> [Exercise objective]:
Show each line of the data below that has the string "mode" in it.
━━━━
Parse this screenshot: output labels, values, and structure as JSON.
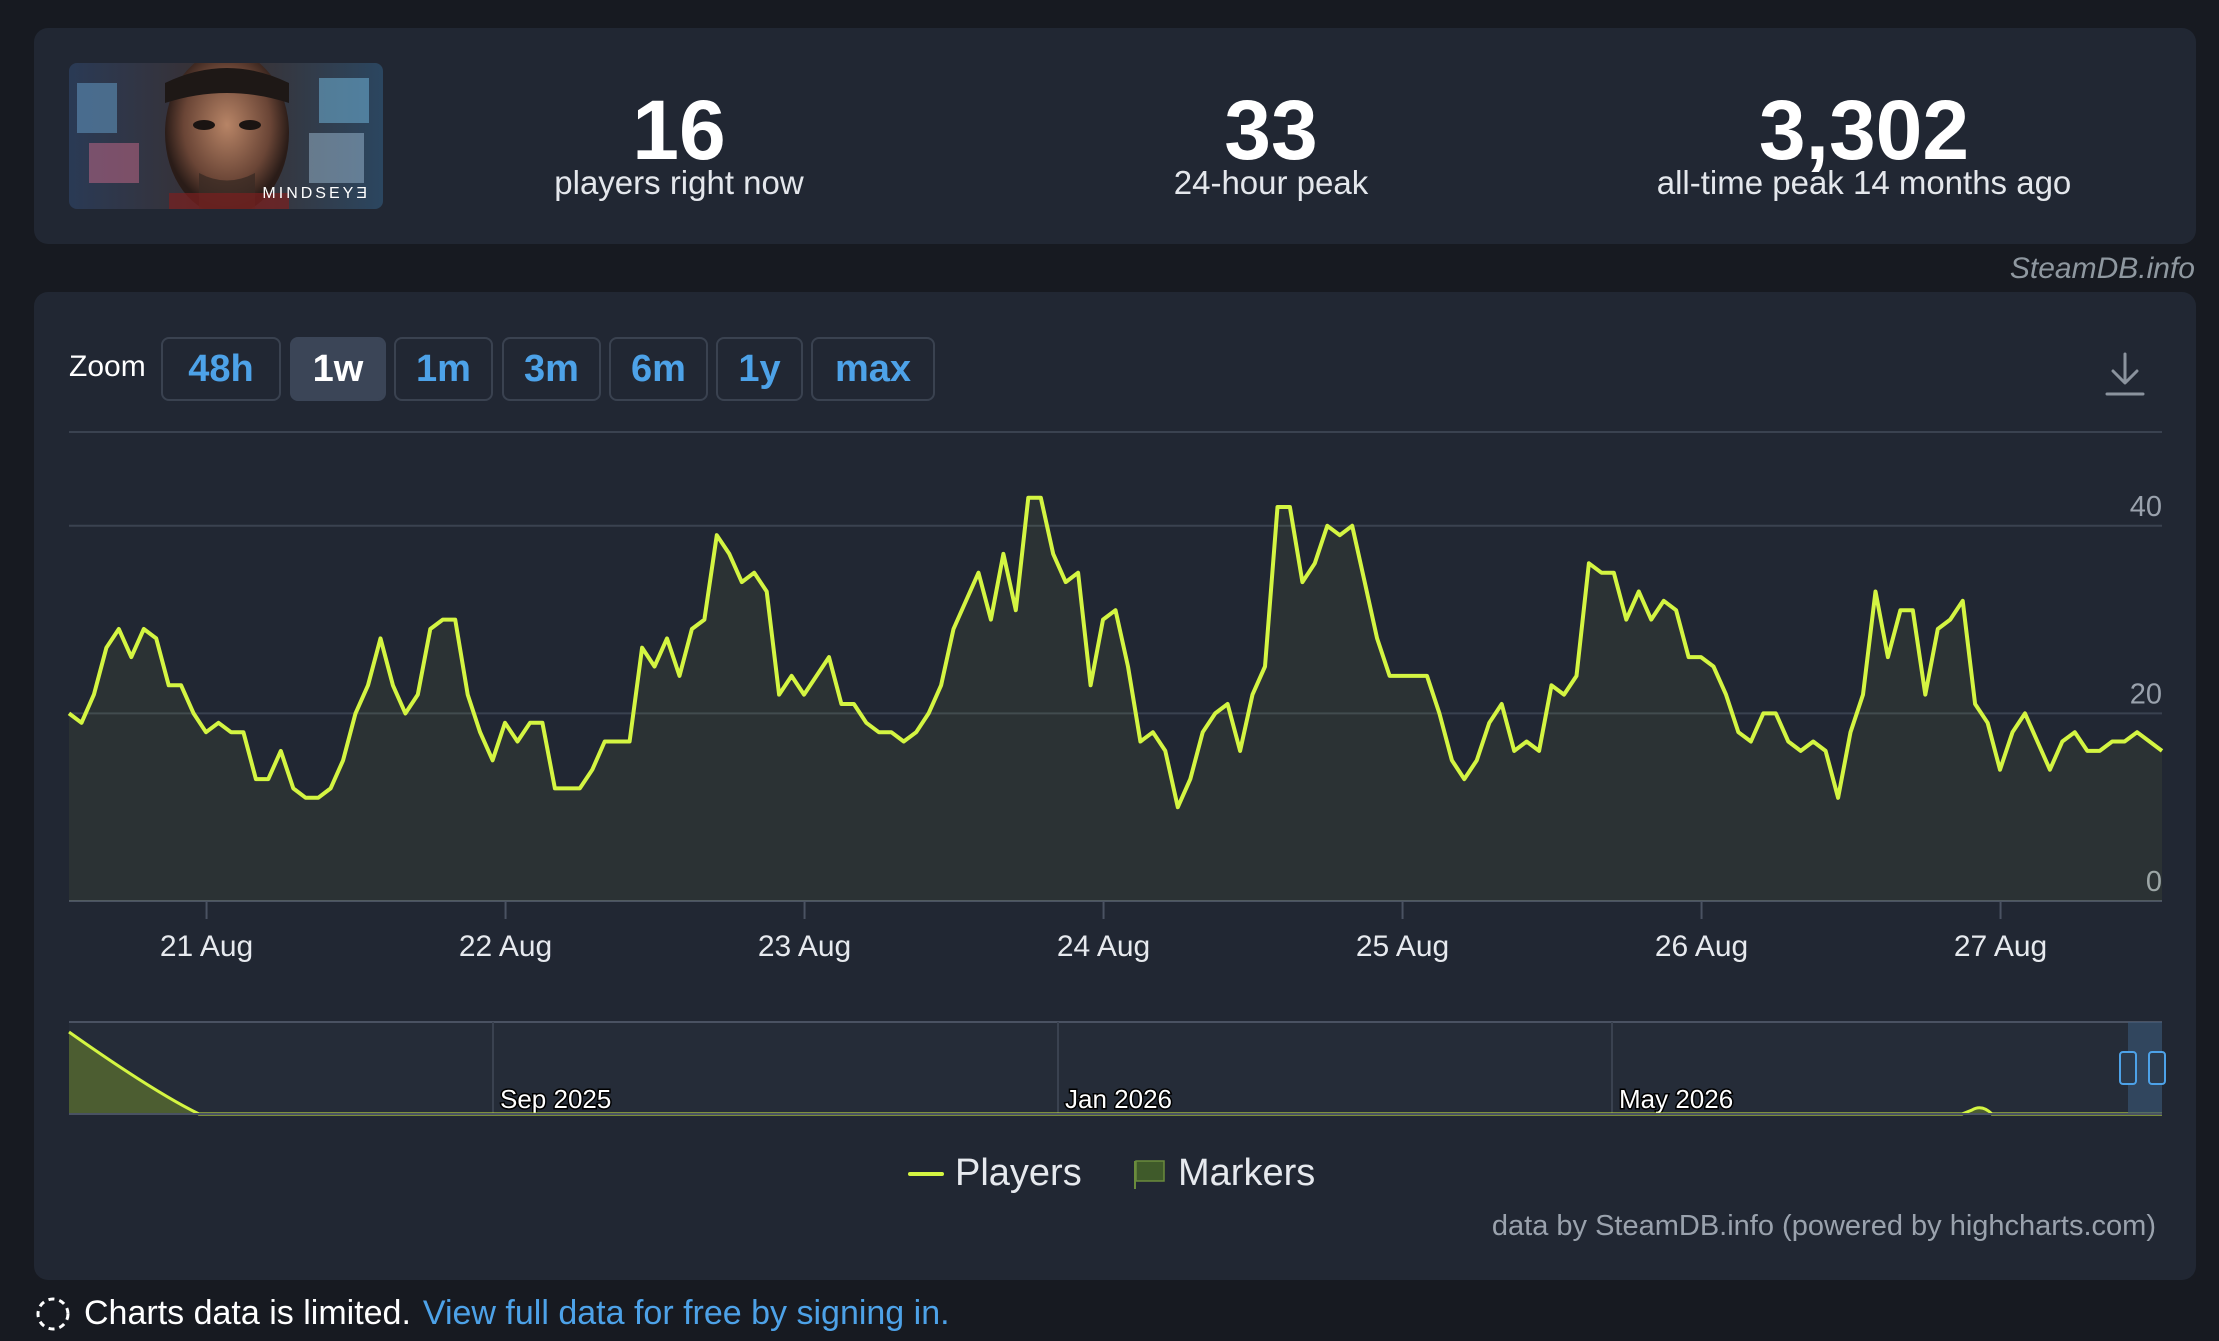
{
  "stats": {
    "current": {
      "value": "16",
      "label": "players right now"
    },
    "peak24": {
      "value": "33",
      "label": "24-hour peak"
    },
    "alltime": {
      "value": "3,302",
      "label": "all-time peak 14 months ago"
    }
  },
  "thumbnail": {
    "caption": "MINDSEYƎ"
  },
  "credit_top": "SteamDB.info",
  "zoom": {
    "label": "Zoom",
    "buttons": [
      "48h",
      "1w",
      "1m",
      "3m",
      "6m",
      "1y",
      "max"
    ],
    "active": "1w"
  },
  "icons": {
    "download": "download-icon",
    "loading": "dashed-circle-icon"
  },
  "colors": {
    "line": "#d4f542",
    "accent": "#4da2e8",
    "card": "#212733",
    "page": "#171a21"
  },
  "chart_data": {
    "type": "line",
    "title": "",
    "xlabel": "",
    "ylabel": "",
    "grid": true,
    "legend_position": "bottom",
    "ylim": [
      0,
      50
    ],
    "y_ticks": [
      "0",
      "20",
      "40"
    ],
    "x_ticks": [
      "21 Aug",
      "22 Aug",
      "23 Aug",
      "24 Aug",
      "25 Aug",
      "26 Aug",
      "27 Aug"
    ],
    "x_range_days": [
      20.54,
      27.54
    ],
    "series": [
      {
        "name": "Players",
        "hourly_start": "20 Aug 13:00",
        "values": [
          20,
          19,
          22,
          27,
          29,
          26,
          29,
          28,
          23,
          23,
          20,
          18,
          19,
          18,
          18,
          13,
          13,
          16,
          12,
          11,
          11,
          12,
          15,
          20,
          23,
          28,
          23,
          20,
          22,
          29,
          30,
          30,
          22,
          18,
          15,
          19,
          17,
          19,
          19,
          12,
          12,
          12,
          14,
          17,
          17,
          17,
          27,
          25,
          28,
          24,
          29,
          30,
          39,
          37,
          34,
          35,
          33,
          22,
          24,
          22,
          24,
          26,
          21,
          21,
          19,
          18,
          18,
          17,
          18,
          20,
          23,
          29,
          32,
          35,
          30,
          37,
          31,
          43,
          43,
          37,
          34,
          35,
          23,
          30,
          31,
          25,
          17,
          18,
          16,
          10,
          13,
          18,
          20,
          21,
          16,
          22,
          25,
          42,
          42,
          34,
          36,
          40,
          39,
          40,
          34,
          28,
          24,
          24,
          24,
          24,
          20,
          15,
          13,
          15,
          19,
          21,
          16,
          17,
          16,
          23,
          22,
          24,
          36,
          35,
          35,
          30,
          33,
          30,
          32,
          31,
          26,
          26,
          25,
          22,
          18,
          17,
          20,
          20,
          17,
          16,
          17,
          16,
          11,
          18,
          22,
          33,
          26,
          31,
          31,
          22,
          29,
          30,
          32,
          21,
          19,
          14,
          18,
          20,
          17,
          14,
          17,
          18,
          16,
          16,
          17,
          17,
          18,
          17,
          16
        ]
      }
    ],
    "navigator": {
      "type": "area",
      "labels": [
        "Sep 2025",
        "Jan 2026",
        "May 2026"
      ]
    }
  },
  "legend": {
    "players": "Players",
    "markers": "Markers"
  },
  "credit_bottom": "data by SteamDB.info (powered by highcharts.com)",
  "footer": {
    "text": "Charts data is limited.",
    "link": "View full data for free by signing in."
  }
}
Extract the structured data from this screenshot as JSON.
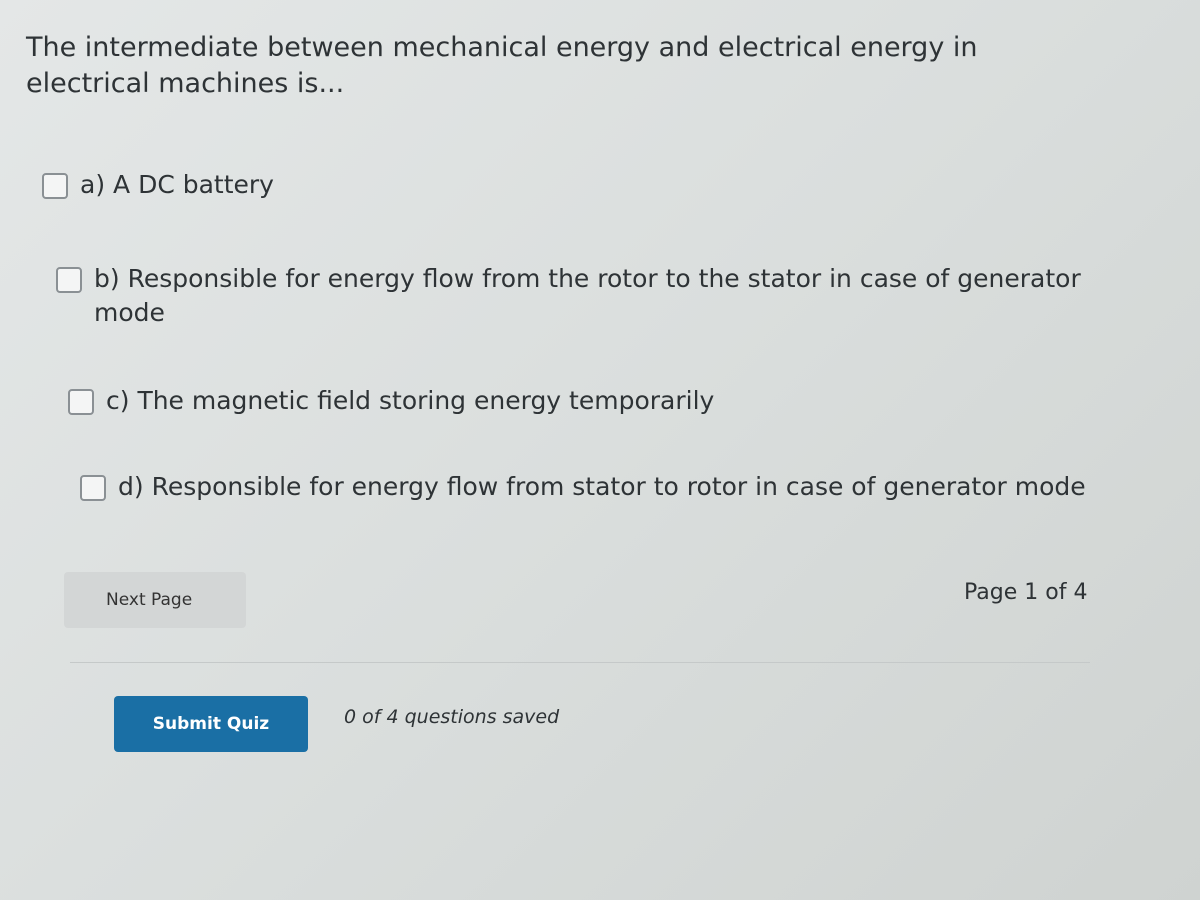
{
  "question": "The intermediate between mechanical energy and electrical energy in electrical machines is...",
  "options": [
    "a) A DC battery",
    "b) Responsible for energy flow from the rotor to the stator in case of generator mode",
    "c) The magnetic field storing energy temporarily",
    "d) Responsible for energy flow from stator to rotor in case of generator mode"
  ],
  "next_button": "Next Page",
  "page_indicator": "Page 1 of 4",
  "submit_button": "Submit Quiz",
  "save_status": "0 of 4 questions saved"
}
━━━━
> [Task answer]:
    "b) Responsible for energy flow from the rotor to the stator in case of generator mode",
    "d) Responsible for energy flow from stator to rotor in case of generator mode"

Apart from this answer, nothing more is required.